== Records for this exercise ==
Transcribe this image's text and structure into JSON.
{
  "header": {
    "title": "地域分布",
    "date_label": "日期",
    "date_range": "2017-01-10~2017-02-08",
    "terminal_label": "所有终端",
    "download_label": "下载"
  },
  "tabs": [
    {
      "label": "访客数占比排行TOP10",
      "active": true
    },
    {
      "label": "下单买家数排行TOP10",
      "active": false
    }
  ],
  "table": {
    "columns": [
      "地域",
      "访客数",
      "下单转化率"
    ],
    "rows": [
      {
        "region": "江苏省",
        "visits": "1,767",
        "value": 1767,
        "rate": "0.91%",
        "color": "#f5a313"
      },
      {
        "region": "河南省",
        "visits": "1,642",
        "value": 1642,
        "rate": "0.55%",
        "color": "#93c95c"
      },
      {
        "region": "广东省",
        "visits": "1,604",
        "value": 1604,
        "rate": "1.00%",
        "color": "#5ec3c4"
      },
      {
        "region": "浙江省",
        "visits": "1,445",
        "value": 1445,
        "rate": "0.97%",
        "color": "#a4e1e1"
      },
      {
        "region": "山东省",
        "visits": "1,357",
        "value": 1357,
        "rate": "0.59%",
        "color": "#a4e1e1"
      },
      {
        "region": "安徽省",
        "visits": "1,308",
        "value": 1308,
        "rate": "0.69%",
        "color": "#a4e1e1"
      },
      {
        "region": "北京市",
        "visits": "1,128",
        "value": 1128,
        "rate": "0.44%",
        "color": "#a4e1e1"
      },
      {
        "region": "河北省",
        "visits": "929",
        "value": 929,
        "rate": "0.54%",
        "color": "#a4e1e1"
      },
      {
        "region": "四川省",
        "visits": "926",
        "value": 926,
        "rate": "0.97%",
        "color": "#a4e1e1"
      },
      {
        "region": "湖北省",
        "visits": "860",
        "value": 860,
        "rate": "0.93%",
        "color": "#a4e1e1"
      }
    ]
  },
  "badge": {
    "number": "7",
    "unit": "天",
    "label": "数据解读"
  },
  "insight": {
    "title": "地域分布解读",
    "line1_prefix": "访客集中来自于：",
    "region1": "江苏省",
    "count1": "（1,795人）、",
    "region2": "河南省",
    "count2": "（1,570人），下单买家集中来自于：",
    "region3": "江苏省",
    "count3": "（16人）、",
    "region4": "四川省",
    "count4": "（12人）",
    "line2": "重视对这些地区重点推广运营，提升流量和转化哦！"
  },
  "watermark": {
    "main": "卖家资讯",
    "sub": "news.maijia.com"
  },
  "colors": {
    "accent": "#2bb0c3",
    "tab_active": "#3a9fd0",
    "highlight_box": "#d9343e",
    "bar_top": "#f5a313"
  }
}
===
* **Instructions for the task**
Copy each record from above exactly, and include every line.

* **Response to this exercise**
Transcribe this image's text and structure into JSON.
{
  "header": {
    "title": "地域分布",
    "date_label": "日期",
    "date_range": "2017-01-10~2017-02-08",
    "terminal_label": "所有终端",
    "download_label": "下载"
  },
  "tabs": [
    {
      "label": "访客数占比排行TOP10",
      "active": true
    },
    {
      "label": "下单买家数排行TOP10",
      "active": false
    }
  ],
  "table": {
    "columns": [
      "地域",
      "访客数",
      "下单转化率"
    ],
    "rows": [
      {
        "region": "江苏省",
        "visits": "1,767",
        "value": 1767,
        "rate": "0.91%",
        "color": "#f5a313"
      },
      {
        "region": "河南省",
        "visits": "1,642",
        "value": 1642,
        "rate": "0.55%",
        "color": "#93c95c"
      },
      {
        "region": "广东省",
        "visits": "1,604",
        "value": 1604,
        "rate": "1.00%",
        "color": "#5ec3c4"
      },
      {
        "region": "浙江省",
        "visits": "1,445",
        "value": 1445,
        "rate": "0.97%",
        "color": "#a4e1e1"
      },
      {
        "region": "山东省",
        "visits": "1,357",
        "value": 1357,
        "rate": "0.59%",
        "color": "#a4e1e1"
      },
      {
        "region": "安徽省",
        "visits": "1,308",
        "value": 1308,
        "rate": "0.69%",
        "color": "#a4e1e1"
      },
      {
        "region": "北京市",
        "visits": "1,128",
        "value": 1128,
        "rate": "0.44%",
        "color": "#a4e1e1"
      },
      {
        "region": "河北省",
        "visits": "929",
        "value": 929,
        "rate": "0.54%",
        "color": "#a4e1e1"
      },
      {
        "region": "四川省",
        "visits": "926",
        "value": 926,
        "rate": "0.97%",
        "color": "#a4e1e1"
      },
      {
        "region": "湖北省",
        "visits": "860",
        "value": 860,
        "rate": "0.93%",
        "color": "#a4e1e1"
      }
    ]
  },
  "badge": {
    "number": "7",
    "unit": "天",
    "label": "数据解读"
  },
  "insight": {
    "title": "地域分布解读",
    "line1_prefix": "访客集中来自于：",
    "region1": "江苏省",
    "count1": "（1,795人）、",
    "region2": "河南省",
    "count2": "（1,570人），下单买家集中来自于：",
    "region3": "江苏省",
    "count3": "（16人）、",
    "region4": "四川省",
    "count4": "（12人）",
    "line2": "重视对这些地区重点推广运营，提升流量和转化哦！"
  },
  "watermark": {
    "main": "卖家资讯",
    "sub": "news.maijia.com"
  },
  "colors": {
    "accent": "#2bb0c3",
    "tab_active": "#3a9fd0",
    "highlight_box": "#d9343e",
    "bar_top": "#f5a313"
  }
}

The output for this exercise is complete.